### What is needed
Copy every entry exactly as given, minus the images.

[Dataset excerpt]
□ □ □

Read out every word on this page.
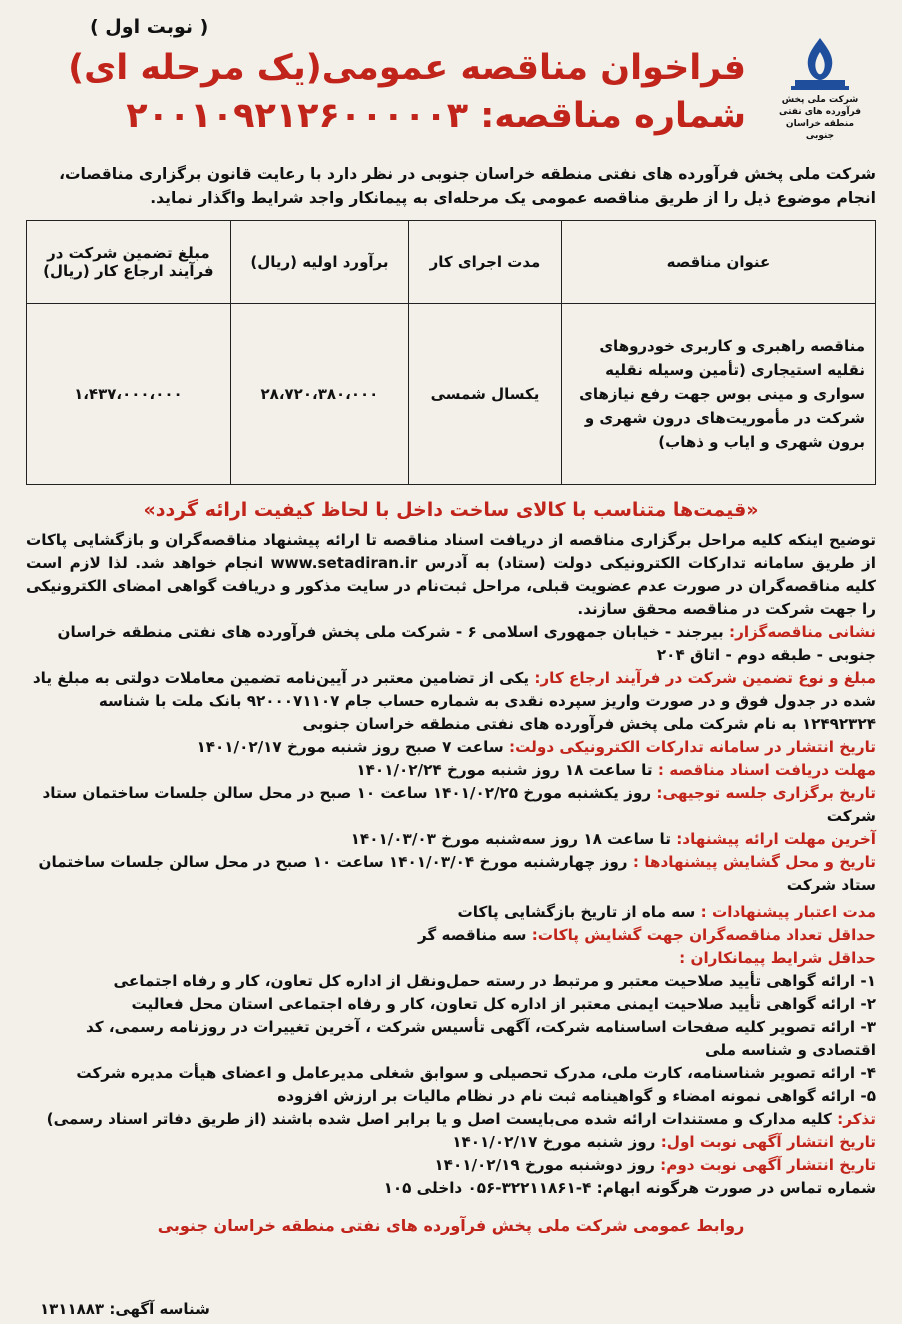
( نوبت اول )
شرکت ملی پخش فرآورده های نفتی منطقه خراسان جنوبی
فراخوان مناقصه عمومی(یک مرحله ای)
شماره مناقصه: ۲۰۰۱۰۹۲۱۲۶۰۰۰۰۰۳
شرکت ملی پخش فرآورده های نفتی منطقه خراسان جنوبی در نظر دارد با رعایت قانون برگزاری مناقصات، انجام موضوع ذیل را از طریق مناقصه عمومی یک مرحله‌ای به پیمانکار واجد شرایط واگذار نماید.
عنوان مناقصه	مدت اجرای کار	برآورد اولیه (ریال)	مبلغ تضمین شرکت در فرآیند ارجاع کار (ریال)
مناقصه راهبری و کاربری خودروهای نقلیه استیجاری (تأمین وسیله نقلیه سواری و مینی بوس جهت رفع نیازهای شرکت در مأموریت‌های درون شهری و برون شهری و ایاب و ذهاب)	یکسال شمسی	۲۸،۷۲۰،۳۸۰،۰۰۰	۱،۴۳۷،۰۰۰،۰۰۰
«قیمت‌ها متناسب با کالای ساخت داخل با لحاظ کیفیت ارائه گردد»
توضیح اینکه کلیه مراحل برگزاری مناقصه از دریافت اسناد مناقصه تا ارائه پیشنهاد مناقصه‌گران و بازگشایی پاکات از طریق سامانه تدارکات الکترونیکی دولت (ستاد) به آدرس www.setadiran.ir انجام خواهد شد. لذا لازم است کلیه مناقصه‌گران در صورت عدم عضویت قبلی، مراحل ثبت‌نام در سایت مذکور و دریافت گواهی امضای الکترونیکی را جهت شرکت در مناقصه محقق سازند.
نشانی مناقصه‌گزار: بیرجند - خیابان جمهوری اسلامی ۶ - شرکت ملی پخش فرآورده های نفتی منطقه خراسان جنوبی - طبقه دوم - اتاق ۲۰۴
مبلغ و نوع تضمین شرکت در فرآیند ارجاع کار: یکی از تضامین معتبر در آیین‌نامه تضمین معاملات دولتی به مبلغ یاد شده در جدول فوق و در صورت واریز سپرده نقدی به شماره حساب جام ۹۲۰۰۰۷۱۱۰۷ بانک ملت با شناسه ۱۲۴۹۲۳۲۴ به نام شرکت ملی پخش فرآورده های نفتی منطقه خراسان جنوبی
تاریخ انتشار در سامانه تدارکات الکترونیکی دولت: ساعت ۷ صبح روز شنبه مورخ ۱۴۰۱/۰۲/۱۷
مهلت دریافت اسناد مناقصه : تا ساعت ۱۸ روز شنبه مورخ ۱۴۰۱/۰۲/۲۴
تاریخ برگزاری جلسه توجیهی: روز یکشنبه مورخ ۱۴۰۱/۰۲/۲۵ ساعت ۱۰ صبح در محل سالن جلسات ساختمان ستاد شرکت
آخرین مهلت ارائه پیشنهاد: تا ساعت ۱۸ روز سه‌شنبه مورخ ۱۴۰۱/۰۳/۰۳
تاریخ و محل گشایش پیشنهادها : روز چهارشنبه مورخ ۱۴۰۱/۰۳/۰۴ ساعت ۱۰ صبح در محل سالن جلسات ساختمان ستاد شرکت
مدت اعتبار پیشنهادات : سه ماه از تاریخ بازگشایی پاکات
حداقل تعداد مناقصه‌گران جهت گشایش پاکات: سه مناقصه گر
حداقل شرایط پیمانکاران :
۱- ارائه گواهی تأیید صلاحیت معتبر و مرتبط در رسته حمل‌ونقل از اداره کل تعاون، کار و رفاه اجتماعی
۲- ارائه گواهی تأیید صلاحیت ایمنی معتبر از اداره کل تعاون، کار و رفاه اجتماعی استان محل فعالیت
۳- ارائه تصویر کلیه صفحات اساسنامه شرکت، آگهی تأسیس شرکت ، آخرین تغییرات در روزنامه رسمی، کد اقتصادی و شناسه ملی
۴- ارائه تصویر شناسنامه، کارت ملی، مدرک تحصیلی و سوابق شغلی مدیرعامل و اعضای هیأت مدیره شرکت
۵- ارائه گواهی نمونه امضاء و گواهینامه ثبت نام در نظام مالیات بر ارزش افزوده
تذکر: کلیه مدارک و مستندات ارائه شده می‌بایست اصل و یا برابر اصل شده باشند (از طریق دفاتر اسناد رسمی)
تاریخ انتشار آگهی نوبت اول: روز شنبه مورخ ۱۴۰۱/۰۲/۱۷
تاریخ انتشار آگهی نوبت دوم: روز دوشنبه مورخ ۱۴۰۱/۰۲/۱۹
شماره تماس در صورت هرگونه ابهام: ۴-۳۲۲۱۱۸۶۱-۰۵۶ داخلی ۱۰۵
روابط عمومی شرکت ملی پخش فرآورده های نفتی منطقه خراسان جنوبی
شناسه آگهی: ۱۳۱۱۸۸۳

□ □ □

### Exercise answer
Read out every word on this page.
( نوبت اول )
شرکت ملی پخش فرآورده های نفتی منطقه خراسان جنوبی
فراخوان مناقصه عمومی(یک مرحله ای)
شماره مناقصه: ۲۰۰۱۰۹۲۱۲۶۰۰۰۰۰۳
شرکت ملی پخش فرآورده های نفتی منطقه خراسان جنوبی در نظر دارد با رعایت قانون برگزاری مناقصات، انجام موضوع ذیل را از طریق مناقصه عمومی یک مرحله‌ای به پیمانکار واجد شرایط واگذار نماید.
عنوان مناقصه	مدت اجرای کار	برآورد اولیه (ریال)	مبلغ تضمین شرکت در فرآیند ارجاع کار (ریال)
مناقصه راهبری و کاربری خودروهای نقلیه استیجاری (تأمین وسیله نقلیه سواری و مینی بوس جهت رفع نیازهای شرکت در مأموریت‌های درون شهری و برون شهری و ایاب و ذهاب)	یکسال شمسی	۲۸،۷۲۰،۳۸۰،۰۰۰	۱،۴۳۷،۰۰۰،۰۰۰
«قیمت‌ها متناسب با کالای ساخت داخل با لحاظ کیفیت ارائه گردد»
توضیح اینکه کلیه مراحل برگزاری مناقصه از دریافت اسناد مناقصه تا ارائه پیشنهاد مناقصه‌گران و بازگشایی پاکات از طریق سامانه تدارکات الکترونیکی دولت (ستاد) به آدرس www.setadiran.ir انجام خواهد شد. لذا لازم است کلیه مناقصه‌گران در صورت عدم عضویت قبلی، مراحل ثبت‌نام در سایت مذکور و دریافت گواهی امضای الکترونیکی را جهت شرکت در مناقصه محقق سازند.
نشانی مناقصه‌گزار: بیرجند - خیابان جمهوری اسلامی ۶ - شرکت ملی پخش فرآورده های نفتی منطقه خراسان جنوبی - طبقه دوم - اتاق ۲۰۴
مبلغ و نوع تضمین شرکت در فرآیند ارجاع کار: یکی از تضامین معتبر در آیین‌نامه تضمین معاملات دولتی به مبلغ یاد شده در جدول فوق و در صورت واریز سپرده نقدی به شماره حساب جام ۹۲۰۰۰۷۱۱۰۷ بانک ملت با شناسه ۱۲۴۹۲۳۲۴ به نام شرکت ملی پخش فرآورده های نفتی منطقه خراسان جنوبی
تاریخ انتشار در سامانه تدارکات الکترونیکی دولت: ساعت ۷ صبح روز شنبه مورخ ۱۴۰۱/۰۲/۱۷
مهلت دریافت اسناد مناقصه : تا ساعت ۱۸ روز شنبه مورخ ۱۴۰۱/۰۲/۲۴
تاریخ برگزاری جلسه توجیهی: روز یکشنبه مورخ ۱۴۰۱/۰۲/۲۵ ساعت ۱۰ صبح در محل سالن جلسات ساختمان ستاد شرکت
آخرین مهلت ارائه پیشنهاد: تا ساعت ۱۸ روز سه‌شنبه مورخ ۱۴۰۱/۰۳/۰۳
تاریخ و محل گشایش پیشنهادها : روز چهارشنبه مورخ ۱۴۰۱/۰۳/۰۴ ساعت ۱۰ صبح در محل سالن جلسات ساختمان ستاد شرکت
مدت اعتبار پیشنهادات : سه ماه از تاریخ بازگشایی پاکات
حداقل تعداد مناقصه‌گران جهت گشایش پاکات: سه مناقصه گر
حداقل شرایط پیمانکاران :
۱- ارائه گواهی تأیید صلاحیت معتبر و مرتبط در رسته حمل‌ونقل از اداره کل تعاون، کار و رفاه اجتماعی
۲- ارائه گواهی تأیید صلاحیت ایمنی معتبر از اداره کل تعاون، کار و رفاه اجتماعی استان محل فعالیت
۳- ارائه تصویر کلیه صفحات اساسنامه شرکت، آگهی تأسیس شرکت ، آخرین تغییرات در روزنامه رسمی، کد اقتصادی و شناسه ملی
۴- ارائه تصویر شناسنامه، کارت ملی، مدرک تحصیلی و سوابق شغلی مدیرعامل و اعضای هیأت مدیره شرکت
۵- ارائه گواهی نمونه امضاء و گواهینامه ثبت نام در نظام مالیات بر ارزش افزوده
تذکر: کلیه مدارک و مستندات ارائه شده می‌بایست اصل و یا برابر اصل شده باشند (از طریق دفاتر اسناد رسمی)
تاریخ انتشار آگهی نوبت اول: روز شنبه مورخ ۱۴۰۱/۰۲/۱۷
تاریخ انتشار آگهی نوبت دوم: روز دوشنبه مورخ ۱۴۰۱/۰۲/۱۹
شماره تماس در صورت هرگونه ابهام: ۴-۳۲۲۱۱۸۶۱-۰۵۶ داخلی ۱۰۵
روابط عمومی شرکت ملی پخش فرآورده های نفتی منطقه خراسان جنوبی
شناسه آگهی: ۱۳۱۱۸۸۳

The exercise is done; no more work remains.